WHAT YOU ARE ASKED TO DO:
Which lines below hold the word "условия"? Report each one.

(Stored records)
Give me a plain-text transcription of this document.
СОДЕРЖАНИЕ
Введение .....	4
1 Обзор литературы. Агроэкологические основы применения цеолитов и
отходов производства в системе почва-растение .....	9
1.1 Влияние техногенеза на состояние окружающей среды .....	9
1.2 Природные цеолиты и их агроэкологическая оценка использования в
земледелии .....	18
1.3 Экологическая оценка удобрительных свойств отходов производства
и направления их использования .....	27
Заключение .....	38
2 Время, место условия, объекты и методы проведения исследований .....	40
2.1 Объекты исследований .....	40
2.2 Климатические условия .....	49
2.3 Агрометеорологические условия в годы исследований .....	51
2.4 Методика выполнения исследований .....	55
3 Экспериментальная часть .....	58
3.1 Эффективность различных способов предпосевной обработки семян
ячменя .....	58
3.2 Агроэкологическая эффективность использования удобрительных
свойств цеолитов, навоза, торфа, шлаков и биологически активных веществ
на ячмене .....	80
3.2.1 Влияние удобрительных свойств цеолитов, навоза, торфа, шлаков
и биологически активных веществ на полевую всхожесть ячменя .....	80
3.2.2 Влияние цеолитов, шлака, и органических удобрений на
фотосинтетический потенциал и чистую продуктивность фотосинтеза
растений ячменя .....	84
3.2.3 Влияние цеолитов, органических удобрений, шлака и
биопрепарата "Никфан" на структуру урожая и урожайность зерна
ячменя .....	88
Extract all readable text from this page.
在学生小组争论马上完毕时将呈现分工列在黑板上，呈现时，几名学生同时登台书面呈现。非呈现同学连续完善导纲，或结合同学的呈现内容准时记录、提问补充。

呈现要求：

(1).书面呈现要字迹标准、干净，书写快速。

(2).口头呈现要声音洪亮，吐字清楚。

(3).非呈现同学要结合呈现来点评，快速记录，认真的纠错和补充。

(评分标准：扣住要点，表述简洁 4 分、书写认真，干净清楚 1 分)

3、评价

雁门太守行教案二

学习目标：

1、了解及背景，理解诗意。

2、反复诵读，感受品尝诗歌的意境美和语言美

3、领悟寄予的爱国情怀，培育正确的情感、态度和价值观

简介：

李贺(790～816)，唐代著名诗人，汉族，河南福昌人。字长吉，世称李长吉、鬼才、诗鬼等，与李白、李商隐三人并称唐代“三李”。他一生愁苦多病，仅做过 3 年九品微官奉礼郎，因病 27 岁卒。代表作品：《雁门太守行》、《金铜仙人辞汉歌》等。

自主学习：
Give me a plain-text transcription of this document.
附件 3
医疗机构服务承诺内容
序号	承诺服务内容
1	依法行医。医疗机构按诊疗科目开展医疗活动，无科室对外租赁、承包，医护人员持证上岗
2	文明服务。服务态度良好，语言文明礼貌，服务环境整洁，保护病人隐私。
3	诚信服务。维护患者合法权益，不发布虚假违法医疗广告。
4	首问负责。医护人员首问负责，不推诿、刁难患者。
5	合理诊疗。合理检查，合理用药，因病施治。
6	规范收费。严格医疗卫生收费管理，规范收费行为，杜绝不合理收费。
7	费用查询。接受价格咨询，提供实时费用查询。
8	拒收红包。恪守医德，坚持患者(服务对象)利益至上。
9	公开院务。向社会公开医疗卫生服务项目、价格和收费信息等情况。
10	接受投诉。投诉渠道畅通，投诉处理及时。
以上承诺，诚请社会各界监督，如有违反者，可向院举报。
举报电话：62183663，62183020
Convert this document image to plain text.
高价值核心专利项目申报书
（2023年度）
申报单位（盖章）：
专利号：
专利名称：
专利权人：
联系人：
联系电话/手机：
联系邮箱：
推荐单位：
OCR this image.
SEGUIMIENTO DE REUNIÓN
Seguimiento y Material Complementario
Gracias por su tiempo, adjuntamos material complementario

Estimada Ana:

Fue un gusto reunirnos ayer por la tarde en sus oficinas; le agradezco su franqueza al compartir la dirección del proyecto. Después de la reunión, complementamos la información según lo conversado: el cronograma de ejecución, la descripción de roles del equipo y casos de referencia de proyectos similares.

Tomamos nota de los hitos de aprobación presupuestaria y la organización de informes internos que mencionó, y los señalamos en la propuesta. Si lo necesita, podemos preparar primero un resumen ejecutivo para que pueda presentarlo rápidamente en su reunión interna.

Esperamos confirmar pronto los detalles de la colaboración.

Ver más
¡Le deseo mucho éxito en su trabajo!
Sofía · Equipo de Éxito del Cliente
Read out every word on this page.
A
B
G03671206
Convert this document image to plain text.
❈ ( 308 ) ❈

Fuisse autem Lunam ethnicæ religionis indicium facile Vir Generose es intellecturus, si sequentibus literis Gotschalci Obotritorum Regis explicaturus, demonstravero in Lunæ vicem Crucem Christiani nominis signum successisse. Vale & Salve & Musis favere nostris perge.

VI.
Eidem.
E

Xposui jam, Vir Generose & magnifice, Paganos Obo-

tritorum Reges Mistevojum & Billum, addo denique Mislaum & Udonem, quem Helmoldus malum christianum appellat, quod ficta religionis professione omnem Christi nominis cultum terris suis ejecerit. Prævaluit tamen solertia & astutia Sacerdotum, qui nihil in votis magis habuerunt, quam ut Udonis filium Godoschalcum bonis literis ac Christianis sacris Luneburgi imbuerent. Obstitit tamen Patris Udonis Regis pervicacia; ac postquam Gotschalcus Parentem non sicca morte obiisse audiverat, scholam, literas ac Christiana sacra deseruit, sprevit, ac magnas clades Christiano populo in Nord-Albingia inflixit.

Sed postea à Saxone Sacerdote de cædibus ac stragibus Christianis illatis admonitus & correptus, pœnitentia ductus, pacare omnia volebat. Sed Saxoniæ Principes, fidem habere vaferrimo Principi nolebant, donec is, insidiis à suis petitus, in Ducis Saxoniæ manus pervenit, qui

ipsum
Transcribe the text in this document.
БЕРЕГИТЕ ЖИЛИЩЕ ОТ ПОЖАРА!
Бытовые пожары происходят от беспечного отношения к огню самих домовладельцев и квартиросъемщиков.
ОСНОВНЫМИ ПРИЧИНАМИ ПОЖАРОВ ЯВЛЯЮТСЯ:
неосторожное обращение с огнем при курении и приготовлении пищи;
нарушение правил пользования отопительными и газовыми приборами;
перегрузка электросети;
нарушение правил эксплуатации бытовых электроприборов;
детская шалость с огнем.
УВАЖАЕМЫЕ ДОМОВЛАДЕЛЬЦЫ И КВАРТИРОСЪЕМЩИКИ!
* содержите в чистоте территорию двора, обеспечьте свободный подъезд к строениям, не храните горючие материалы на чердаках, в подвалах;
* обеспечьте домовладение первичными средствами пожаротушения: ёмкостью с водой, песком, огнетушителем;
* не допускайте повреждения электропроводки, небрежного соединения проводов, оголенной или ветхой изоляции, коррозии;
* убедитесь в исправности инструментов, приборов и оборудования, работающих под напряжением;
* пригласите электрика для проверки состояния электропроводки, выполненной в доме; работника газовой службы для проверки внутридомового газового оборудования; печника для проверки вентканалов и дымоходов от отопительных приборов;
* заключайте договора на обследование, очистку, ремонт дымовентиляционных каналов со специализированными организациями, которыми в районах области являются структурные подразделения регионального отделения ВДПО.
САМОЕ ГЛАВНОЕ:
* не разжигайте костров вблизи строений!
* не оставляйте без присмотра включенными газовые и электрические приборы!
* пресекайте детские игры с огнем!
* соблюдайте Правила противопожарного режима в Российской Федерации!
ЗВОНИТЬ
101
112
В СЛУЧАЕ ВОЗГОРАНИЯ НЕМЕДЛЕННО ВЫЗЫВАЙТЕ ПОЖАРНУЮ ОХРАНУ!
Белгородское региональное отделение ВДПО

EXERCISE SOLUTION:
2 Время, место условия, объекты и методы проведения исследований .....	40
2.2 Климатические условия .....	49
2.3 Агрометеорологические условия в годы исследований .....	51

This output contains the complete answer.